(Written problem) Write out all records as given; omit images.

(Dataset entries)

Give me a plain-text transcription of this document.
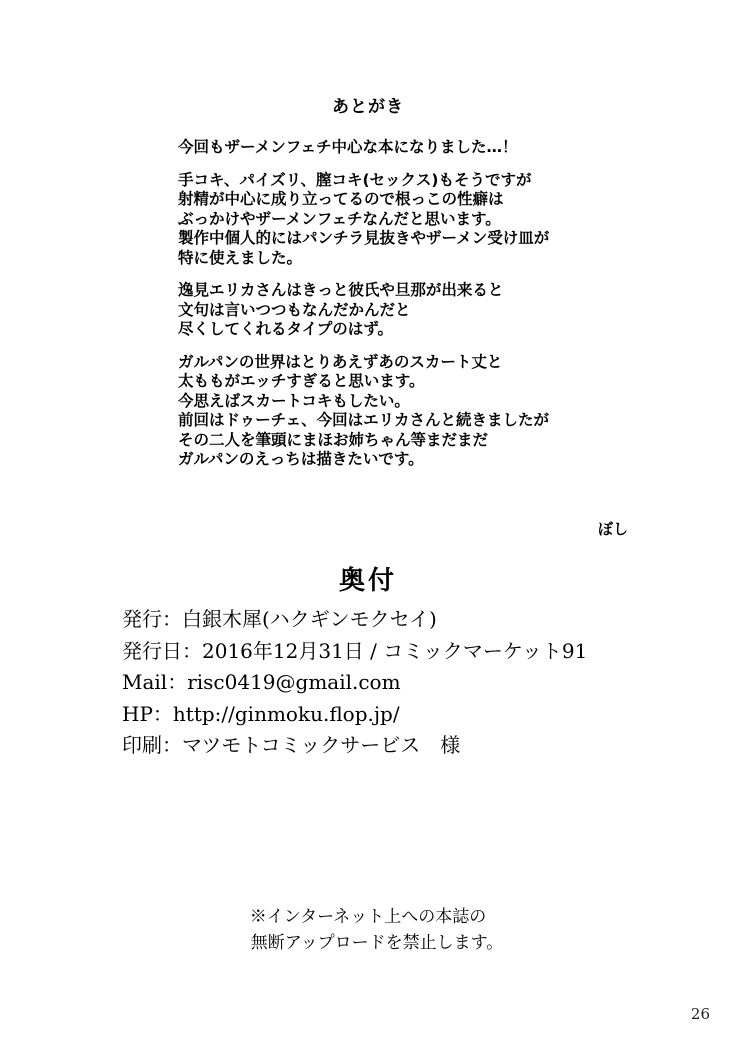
あとがき
今回もザーメンフェチ中心な本になりました…！
手コキ、パイズリ、膣コキ(セックス)もそうですが
射精が中心に成り立ってるので根っこの性癖は
ぶっかけやザーメンフェチなんだと思います。
製作中個人的にはパンチラ見抜きやザーメン受け皿が
特に使えました。
逸見エリカさんはきっと彼氏や旦那が出来ると
文句は言いつつもなんだかんだと
尽くしてくれるタイプのはず。
ガルパンの世界はとりあえずあのスカート丈と
太ももがエッチすぎると思います。
今思えばスカートコキもしたい。
前回はドゥーチェ、今回はエリカさんと続きましたが
その二人を筆頭にまほお姉ちゃん等まだまだ
ガルパンのえっちは描きたいです。
ぼし
奥付
発行：白銀木犀(ハクギンモクセイ)
発行日：2016年12月31日 / コミックマーケット91
Mail：risc0419@gmail.com
HP：http://ginmoku.flop.jp/
印刷：マツモトコミックサービス　様
※インターネット上への本誌の
無断アップロードを禁止します。
26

(The result)
Give me a plain-text transcription of this document.
あとがき
今回もザーメンフェチ中心な本になりました…！
手コキ、パイズリ、膣コキ(セックス)もそうですが
射精が中心に成り立ってるので根っこの性癖は
ぶっかけやザーメンフェチなんだと思います。
製作中個人的にはパンチラ見抜きやザーメン受け皿が
特に使えました。
逸見エリカさんはきっと彼氏や旦那が出来ると
文句は言いつつもなんだかんだと
尽くしてくれるタイプのはず。
ガルパンの世界はとりあえずあのスカート丈と
太ももがエッチすぎると思います。
今思えばスカートコキもしたい。
前回はドゥーチェ、今回はエリカさんと続きましたが
その二人を筆頭にまほお姉ちゃん等まだまだ
ガルパンのえっちは描きたいです。
ぼし
奥付
発行：白銀木犀(ハクギンモクセイ)
発行日：2016年12月31日 / コミックマーケット91
Mail：risc0419@gmail.com
HP：http://ginmoku.flop.jp/
印刷：マツモトコミックサービス　様
※インターネット上への本誌の
無断アップロードを禁止します。
26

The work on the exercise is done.